* Objective
Can you copy every line of the material below word for word, leaving out the pictures?

Collection entries
** START **
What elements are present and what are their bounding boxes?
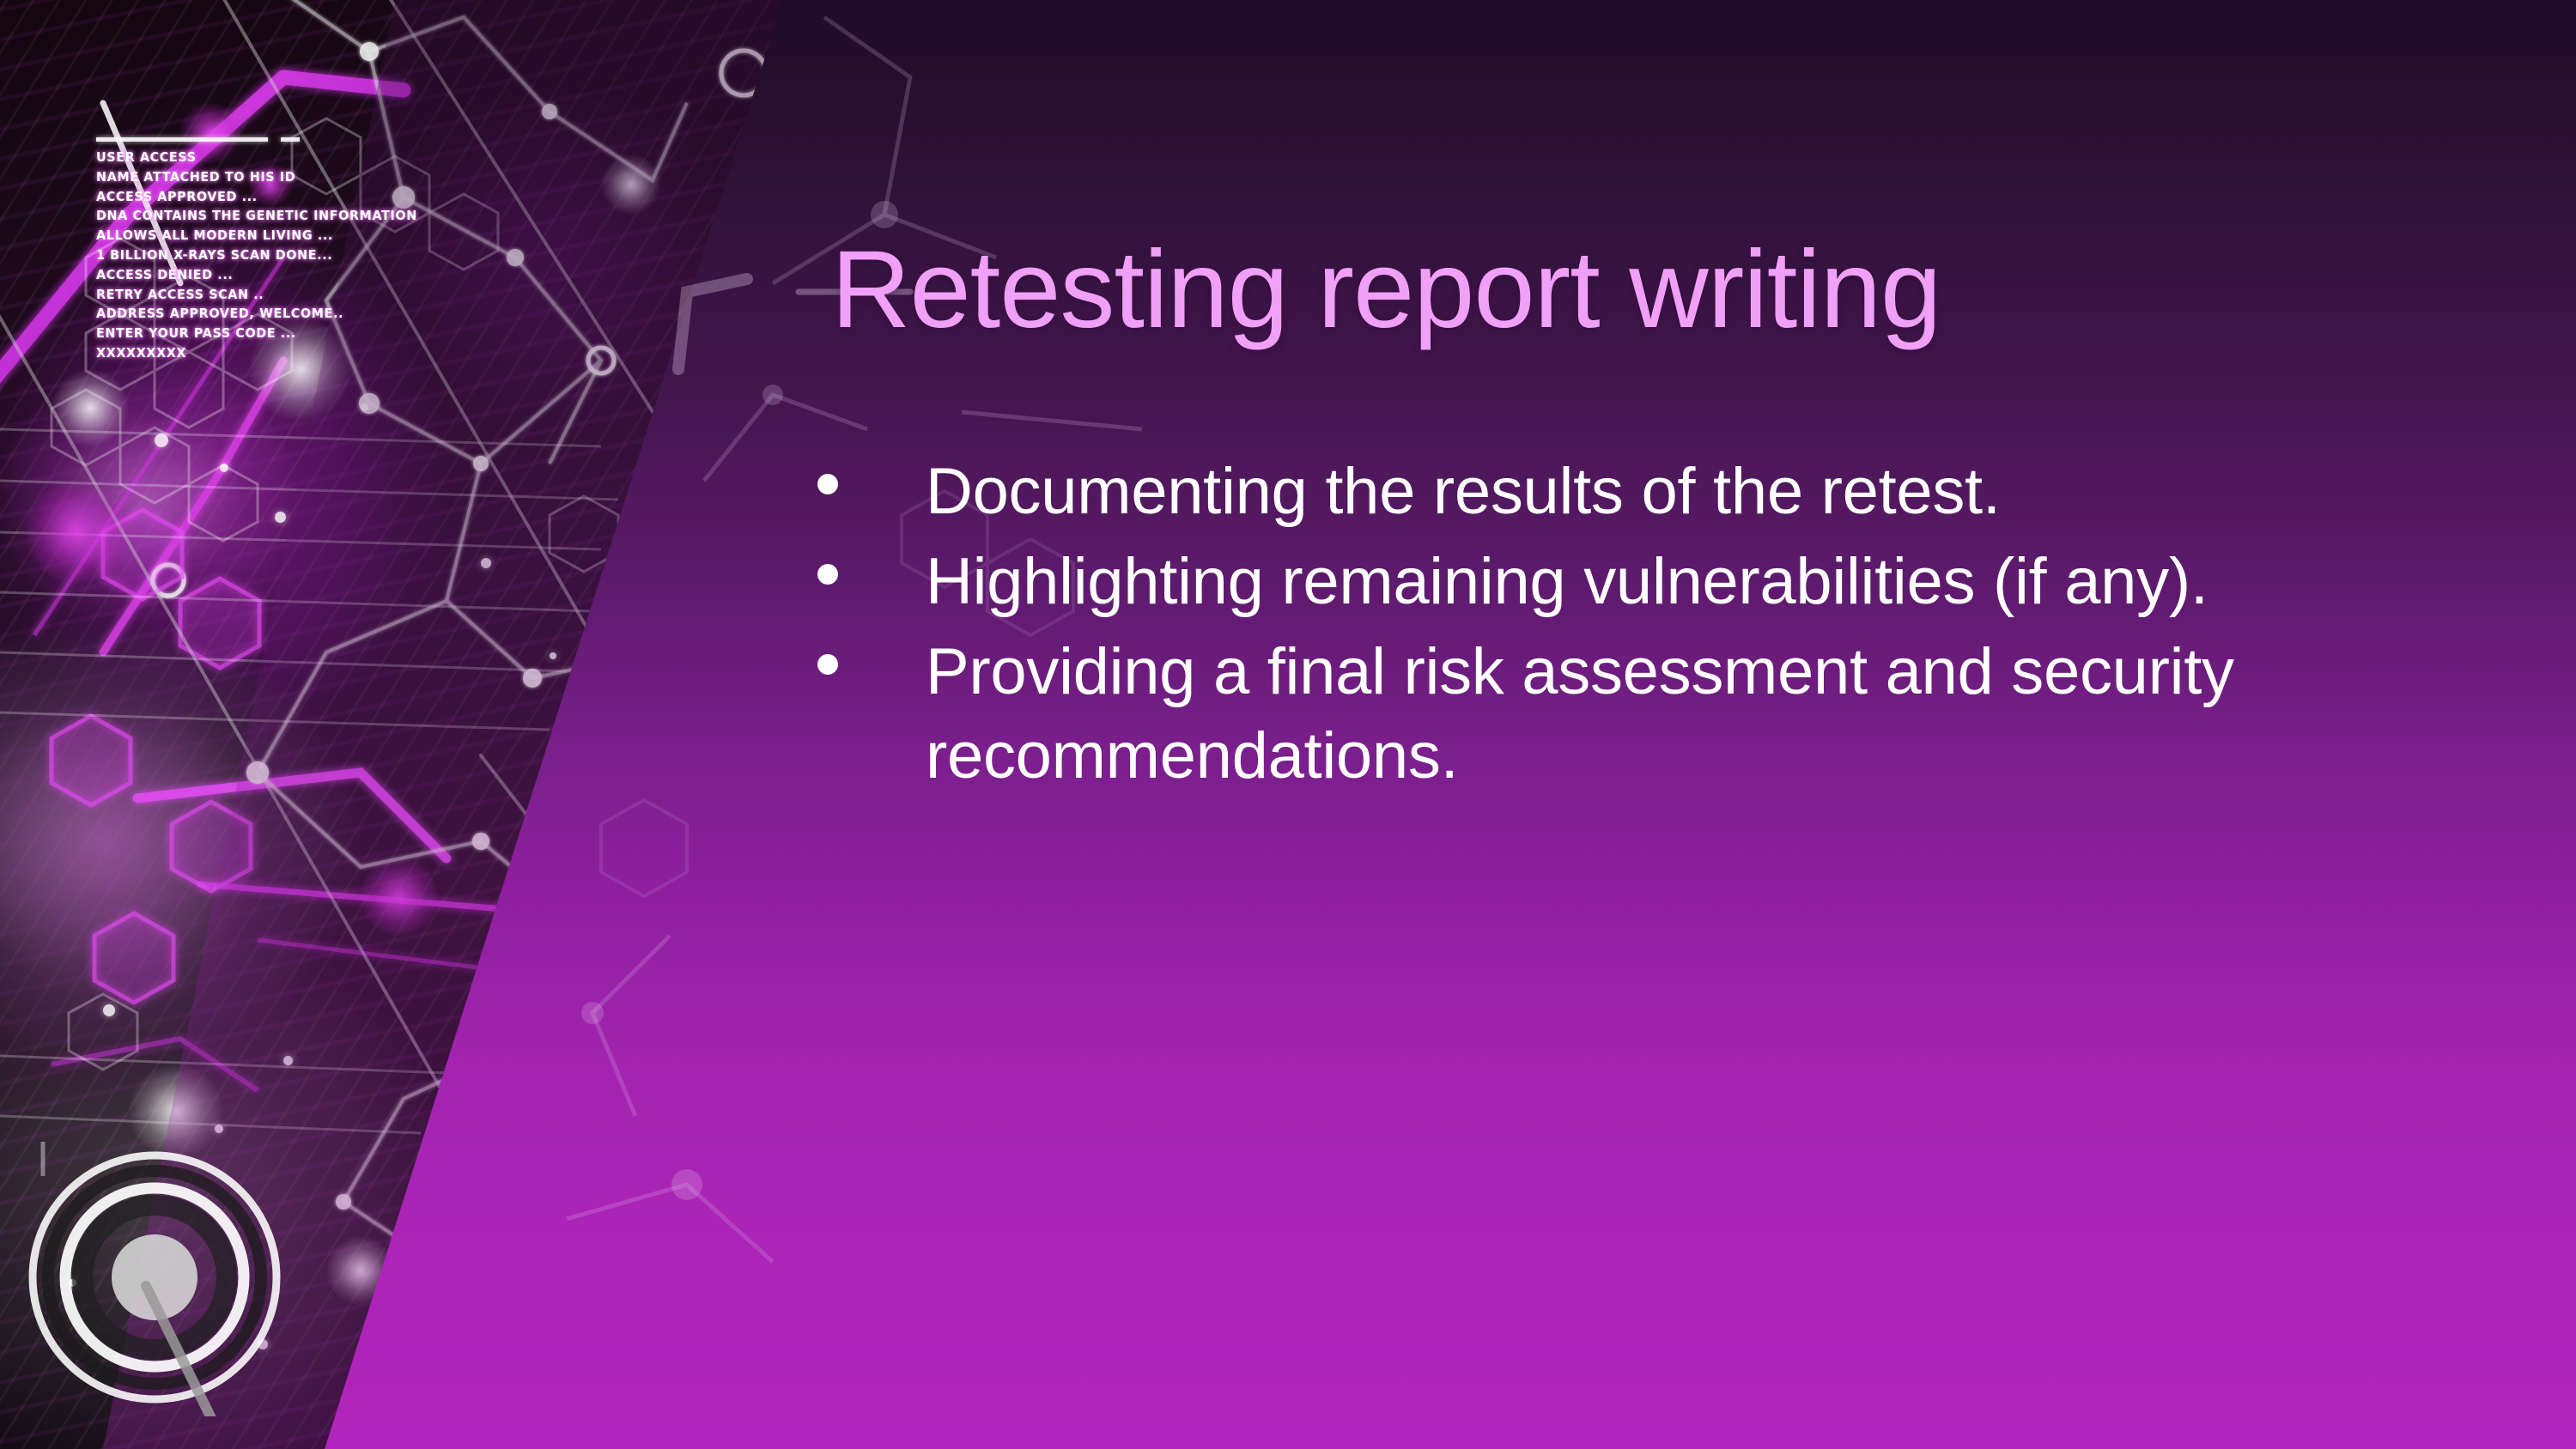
bullet-point-icon — [817, 450, 855, 494]
bullet-point-icon — [817, 630, 855, 675]
terminal-line: DNA CONTAINS THE GENETIC INFORMATION — [96, 206, 360, 226]
bullet-text: Providing a final risk assessment and se… — [855, 630, 2466, 800]
bullet-point-icon — [817, 540, 855, 585]
terminal-line: NAME ATTACHED TO HIS ID — [96, 167, 360, 187]
terminal-line: ACCESS DENIED ... — [96, 265, 360, 285]
list-item: Documenting the results of the retest. — [817, 450, 2466, 535]
bullet-text: Documenting the results of the retest. — [855, 450, 2466, 535]
particle-dot — [155, 433, 168, 447]
terminal-line: RETRY ACCESS SCAN .. — [96, 285, 360, 305]
terminal-line: USER ACCESS — [96, 148, 360, 167]
particle-dot — [220, 464, 228, 472]
bullet-text: Highlighting remaining vulnerabilities (… — [855, 540, 2466, 625]
particle-dot — [481, 558, 491, 568]
slide-title: Retesting report writing — [831, 227, 2463, 354]
terminal-line: ACCESS APPROVED ... — [96, 187, 360, 207]
particle-glow — [326, 1236, 395, 1305]
terminal-divider-long — [96, 137, 268, 142]
particle-dot — [550, 652, 556, 659]
terminal-line: 1 BILLION X-RAYS SCAN DONE... — [96, 246, 360, 265]
particle-magenta-glow — [26, 481, 129, 584]
terminal-line: ENTER YOUR PASS CODE ... — [96, 324, 360, 343]
particle-dot — [361, 403, 368, 411]
list-item: Providing a final risk assessment and se… — [817, 630, 2466, 800]
decorative-artwork-panel: USER ACCESS NAME ATTACHED TO HIS ID ACCE… — [0, 0, 824, 1449]
terminal-readout: USER ACCESS NAME ATTACHED TO HIS ID ACCE… — [96, 137, 371, 363]
slide-bullet-list: Documenting the results of the retest. H… — [817, 450, 2466, 804]
particle-magenta-glow — [361, 858, 438, 936]
particle-dot — [103, 1004, 115, 1016]
particle-glow — [52, 369, 129, 446]
terminal-line: ADDRESS APPROVED, WELCOME.. — [96, 304, 360, 324]
particle-dot — [283, 1056, 293, 1065]
presentation-slide: USER ACCESS NAME ATTACHED TO HIS ID ACCE… — [0, 0, 2576, 1449]
particle-glow — [601, 155, 661, 215]
magenta-hexagons — [52, 510, 259, 1003]
radar-target-icon — [17, 1142, 292, 1416]
list-item: Highlighting remaining vulnerabilities (… — [817, 540, 2466, 625]
particle-dot — [275, 512, 286, 523]
terminal-line: ALLOWS ALL MODERN LIVING ... — [96, 226, 360, 246]
terminal-divider-short — [281, 137, 300, 142]
terminal-line: XXXXXXXXX — [96, 343, 360, 363]
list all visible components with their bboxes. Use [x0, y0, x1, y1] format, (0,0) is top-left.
** END **
* Result below
What elements are present and what are their bounding boxes?
bullet-point-icon — [817, 450, 855, 494]
bullet-point-icon — [817, 630, 855, 675]
terminal-line: DNA CONTAINS THE GENETIC INFORMATION — [96, 206, 360, 226]
bullet-text: Providing a final risk assessment and se… — [855, 630, 2466, 800]
bullet-point-icon — [817, 540, 855, 585]
terminal-line: NAME ATTACHED TO HIS ID — [96, 167, 360, 187]
terminal-line: ACCESS DENIED ... — [96, 265, 360, 285]
list-item: Documenting the results of the retest. — [817, 450, 2466, 535]
bullet-text: Documenting the results of the retest. — [855, 450, 2466, 535]
particle-dot — [155, 433, 168, 447]
terminal-line: RETRY ACCESS SCAN .. — [96, 285, 360, 305]
terminal-line: USER ACCESS — [96, 148, 360, 167]
particle-dot — [220, 464, 228, 472]
bullet-text: Highlighting remaining vulnerabilities (… — [855, 540, 2466, 625]
particle-dot — [481, 558, 491, 568]
slide-title: Retesting report writing — [831, 227, 2463, 354]
terminal-line: ACCESS APPROVED ... — [96, 187, 360, 207]
particle-glow — [326, 1236, 395, 1305]
terminal-divider-long — [96, 137, 268, 142]
particle-dot — [550, 652, 556, 659]
terminal-line: 1 BILLION X-RAYS SCAN DONE... — [96, 246, 360, 265]
particle-magenta-glow — [26, 481, 129, 584]
terminal-line: ENTER YOUR PASS CODE ... — [96, 324, 360, 343]
particle-dot — [361, 403, 368, 411]
list-item: Providing a final risk assessment and se… — [817, 630, 2466, 800]
decorative-artwork-panel: USER ACCESS NAME ATTACHED TO HIS ID ACCE… — [0, 0, 824, 1449]
terminal-readout: USER ACCESS NAME ATTACHED TO HIS ID ACCE… — [96, 137, 371, 363]
slide-bullet-list: Documenting the results of the retest. H… — [817, 450, 2466, 804]
particle-magenta-glow — [361, 858, 438, 936]
particle-dot — [103, 1004, 115, 1016]
particle-glow — [52, 369, 129, 446]
terminal-line: ADDRESS APPROVED, WELCOME.. — [96, 304, 360, 324]
particle-dot — [283, 1056, 293, 1065]
presentation-slide: USER ACCESS NAME ATTACHED TO HIS ID ACCE… — [0, 0, 2576, 1449]
particle-glow — [601, 155, 661, 215]
magenta-hexagons — [52, 510, 259, 1003]
radar-target-icon — [17, 1142, 292, 1416]
list-item: Highlighting remaining vulnerabilities (… — [817, 540, 2466, 625]
particle-dot — [275, 512, 286, 523]
terminal-line: ALLOWS ALL MODERN LIVING ... — [96, 226, 360, 246]
terminal-divider-short — [281, 137, 300, 142]
terminal-line: XXXXXXXXX — [96, 343, 360, 363]
list all visible components with their bboxes. Use [x0, y0, x1, y1] format, (0,0) is top-left.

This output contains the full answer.